**Direction:** Write out, character for character, the line containing "Read all visible content and emit it as JSON." and all lines after it up to the end of the listing.
▬▬▬▬▬▬▬▬▬▬
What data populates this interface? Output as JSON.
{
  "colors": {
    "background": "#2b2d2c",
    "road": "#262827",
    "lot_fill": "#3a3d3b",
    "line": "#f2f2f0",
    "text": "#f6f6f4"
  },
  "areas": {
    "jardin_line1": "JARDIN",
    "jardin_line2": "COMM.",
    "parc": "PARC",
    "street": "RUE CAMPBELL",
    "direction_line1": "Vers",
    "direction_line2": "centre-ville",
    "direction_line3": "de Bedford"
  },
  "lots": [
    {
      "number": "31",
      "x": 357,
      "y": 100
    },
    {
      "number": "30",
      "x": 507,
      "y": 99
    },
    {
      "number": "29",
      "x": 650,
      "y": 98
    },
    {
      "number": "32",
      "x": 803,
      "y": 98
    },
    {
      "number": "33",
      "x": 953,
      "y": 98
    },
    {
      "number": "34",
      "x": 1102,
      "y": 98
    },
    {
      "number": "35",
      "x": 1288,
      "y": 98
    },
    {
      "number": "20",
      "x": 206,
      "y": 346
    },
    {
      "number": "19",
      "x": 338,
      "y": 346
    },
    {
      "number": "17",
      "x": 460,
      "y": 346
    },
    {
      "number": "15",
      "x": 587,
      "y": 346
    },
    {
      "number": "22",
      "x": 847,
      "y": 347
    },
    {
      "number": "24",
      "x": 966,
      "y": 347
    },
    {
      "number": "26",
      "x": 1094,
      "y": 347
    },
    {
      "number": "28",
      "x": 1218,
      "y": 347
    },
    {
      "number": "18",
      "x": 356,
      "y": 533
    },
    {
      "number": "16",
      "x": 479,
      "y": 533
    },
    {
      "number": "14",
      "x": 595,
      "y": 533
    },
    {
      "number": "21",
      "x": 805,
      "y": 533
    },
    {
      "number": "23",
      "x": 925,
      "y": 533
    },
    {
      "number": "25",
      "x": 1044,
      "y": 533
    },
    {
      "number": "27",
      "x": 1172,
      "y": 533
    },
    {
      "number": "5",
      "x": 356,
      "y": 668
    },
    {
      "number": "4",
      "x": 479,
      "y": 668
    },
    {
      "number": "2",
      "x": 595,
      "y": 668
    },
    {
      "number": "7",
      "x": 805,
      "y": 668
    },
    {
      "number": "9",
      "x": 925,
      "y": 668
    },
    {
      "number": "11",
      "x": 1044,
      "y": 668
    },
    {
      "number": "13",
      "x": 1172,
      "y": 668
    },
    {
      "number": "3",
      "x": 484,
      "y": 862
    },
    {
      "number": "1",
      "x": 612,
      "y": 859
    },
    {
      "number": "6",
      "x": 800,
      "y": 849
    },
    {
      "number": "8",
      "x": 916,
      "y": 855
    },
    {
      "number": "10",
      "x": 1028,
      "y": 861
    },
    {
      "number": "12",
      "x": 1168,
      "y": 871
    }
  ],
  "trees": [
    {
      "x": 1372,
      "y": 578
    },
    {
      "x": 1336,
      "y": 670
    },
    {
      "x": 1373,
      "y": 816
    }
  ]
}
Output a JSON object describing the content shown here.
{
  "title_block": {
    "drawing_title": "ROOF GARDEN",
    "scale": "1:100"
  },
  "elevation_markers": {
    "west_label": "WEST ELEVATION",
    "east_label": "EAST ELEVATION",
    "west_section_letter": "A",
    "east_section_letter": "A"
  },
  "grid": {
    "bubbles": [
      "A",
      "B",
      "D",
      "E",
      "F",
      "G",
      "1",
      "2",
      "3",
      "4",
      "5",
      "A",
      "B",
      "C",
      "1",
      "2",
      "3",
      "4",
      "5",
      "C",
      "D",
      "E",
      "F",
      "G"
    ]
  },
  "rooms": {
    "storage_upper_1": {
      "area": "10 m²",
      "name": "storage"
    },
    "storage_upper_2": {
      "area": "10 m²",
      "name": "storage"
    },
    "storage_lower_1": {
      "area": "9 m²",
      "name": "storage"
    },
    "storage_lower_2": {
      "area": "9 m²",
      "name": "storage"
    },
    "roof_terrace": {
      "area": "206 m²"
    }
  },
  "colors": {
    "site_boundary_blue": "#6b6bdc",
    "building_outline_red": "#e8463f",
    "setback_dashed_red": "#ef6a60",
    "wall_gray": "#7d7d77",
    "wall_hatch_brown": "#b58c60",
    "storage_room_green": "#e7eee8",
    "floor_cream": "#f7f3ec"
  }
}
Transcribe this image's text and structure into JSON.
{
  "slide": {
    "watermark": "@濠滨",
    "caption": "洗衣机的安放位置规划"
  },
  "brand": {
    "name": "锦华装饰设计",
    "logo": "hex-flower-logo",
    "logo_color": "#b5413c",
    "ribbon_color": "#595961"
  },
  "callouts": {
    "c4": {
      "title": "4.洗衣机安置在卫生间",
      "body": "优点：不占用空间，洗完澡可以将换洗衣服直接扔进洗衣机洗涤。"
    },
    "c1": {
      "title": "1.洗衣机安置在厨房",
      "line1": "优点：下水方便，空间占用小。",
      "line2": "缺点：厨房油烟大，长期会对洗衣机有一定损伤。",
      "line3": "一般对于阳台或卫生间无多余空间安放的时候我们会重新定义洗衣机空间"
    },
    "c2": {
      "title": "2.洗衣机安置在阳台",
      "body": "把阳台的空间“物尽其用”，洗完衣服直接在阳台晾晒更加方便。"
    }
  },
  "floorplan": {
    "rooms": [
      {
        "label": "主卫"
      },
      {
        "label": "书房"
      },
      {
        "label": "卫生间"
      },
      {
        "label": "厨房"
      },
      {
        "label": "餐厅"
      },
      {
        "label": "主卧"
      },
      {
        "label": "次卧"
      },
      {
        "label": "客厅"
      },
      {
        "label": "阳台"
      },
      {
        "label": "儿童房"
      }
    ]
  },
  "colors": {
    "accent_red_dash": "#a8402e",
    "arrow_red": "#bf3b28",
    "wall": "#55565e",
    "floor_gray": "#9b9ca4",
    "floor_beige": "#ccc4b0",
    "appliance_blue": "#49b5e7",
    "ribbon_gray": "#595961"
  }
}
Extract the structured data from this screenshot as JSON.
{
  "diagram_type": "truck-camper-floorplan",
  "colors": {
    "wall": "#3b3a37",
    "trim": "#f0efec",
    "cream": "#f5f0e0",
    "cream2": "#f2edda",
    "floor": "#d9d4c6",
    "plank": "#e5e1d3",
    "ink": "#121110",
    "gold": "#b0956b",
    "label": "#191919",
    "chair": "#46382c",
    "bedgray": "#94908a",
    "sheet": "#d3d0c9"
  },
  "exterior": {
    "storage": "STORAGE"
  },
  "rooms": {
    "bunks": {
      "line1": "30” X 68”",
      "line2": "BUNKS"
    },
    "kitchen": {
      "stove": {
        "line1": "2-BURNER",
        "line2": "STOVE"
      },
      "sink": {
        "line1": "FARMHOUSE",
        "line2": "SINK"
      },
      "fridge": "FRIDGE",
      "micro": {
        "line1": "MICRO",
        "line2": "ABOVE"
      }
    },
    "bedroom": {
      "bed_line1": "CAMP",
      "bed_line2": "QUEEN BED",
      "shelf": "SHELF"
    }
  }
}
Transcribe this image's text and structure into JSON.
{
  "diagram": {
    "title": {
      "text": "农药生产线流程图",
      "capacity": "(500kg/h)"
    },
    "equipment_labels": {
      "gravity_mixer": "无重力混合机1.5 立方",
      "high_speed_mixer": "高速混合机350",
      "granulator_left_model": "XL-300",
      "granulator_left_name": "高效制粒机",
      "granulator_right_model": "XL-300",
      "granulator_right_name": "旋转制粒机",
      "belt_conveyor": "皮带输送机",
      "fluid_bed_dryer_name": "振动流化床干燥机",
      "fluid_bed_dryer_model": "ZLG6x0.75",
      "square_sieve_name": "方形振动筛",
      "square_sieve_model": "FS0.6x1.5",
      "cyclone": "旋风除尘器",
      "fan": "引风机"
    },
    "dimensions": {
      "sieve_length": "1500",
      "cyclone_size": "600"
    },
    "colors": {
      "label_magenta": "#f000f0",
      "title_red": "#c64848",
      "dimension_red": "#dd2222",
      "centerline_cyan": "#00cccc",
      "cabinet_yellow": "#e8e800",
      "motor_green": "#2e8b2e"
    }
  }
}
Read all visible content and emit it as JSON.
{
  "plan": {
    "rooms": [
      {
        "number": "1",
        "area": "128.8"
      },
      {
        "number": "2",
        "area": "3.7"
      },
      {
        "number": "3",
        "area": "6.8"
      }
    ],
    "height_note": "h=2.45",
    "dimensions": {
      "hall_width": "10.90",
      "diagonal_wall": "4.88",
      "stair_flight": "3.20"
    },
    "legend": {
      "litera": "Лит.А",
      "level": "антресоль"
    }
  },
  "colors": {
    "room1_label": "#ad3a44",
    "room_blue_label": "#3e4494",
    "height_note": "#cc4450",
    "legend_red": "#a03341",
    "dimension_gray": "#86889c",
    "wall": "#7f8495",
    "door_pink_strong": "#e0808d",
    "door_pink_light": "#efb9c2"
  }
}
▬▬▬▬▬▬▬▬▬▬
**Task result:**
Read all visible content and emit it as JSON.
{
  "plan": {
    "rooms": [
      {
        "number": "1",
        "area": "128.8"
      },
      {
        "number": "2",
        "area": "3.7"
      },
      {
        "number": "3",
        "area": "6.8"
      }
    ],
    "height_note": "h=2.45",
    "dimensions": {
      "hall_width": "10.90",
      "diagonal_wall": "4.88",
      "stair_flight": "3.20"
    },
    "legend": {
      "litera": "Лит.А",
      "level": "антресоль"
    }
  },
  "colors": {
    "room1_label": "#ad3a44",
    "room_blue_label": "#3e4494",
    "height_note": "#cc4450",
    "legend_red": "#a03341",
    "dimension_gray": "#86889c",
    "wall": "#7f8495",
    "door_pink_strong": "#e0808d",
    "door_pink_light": "#efb9c2"
  }
}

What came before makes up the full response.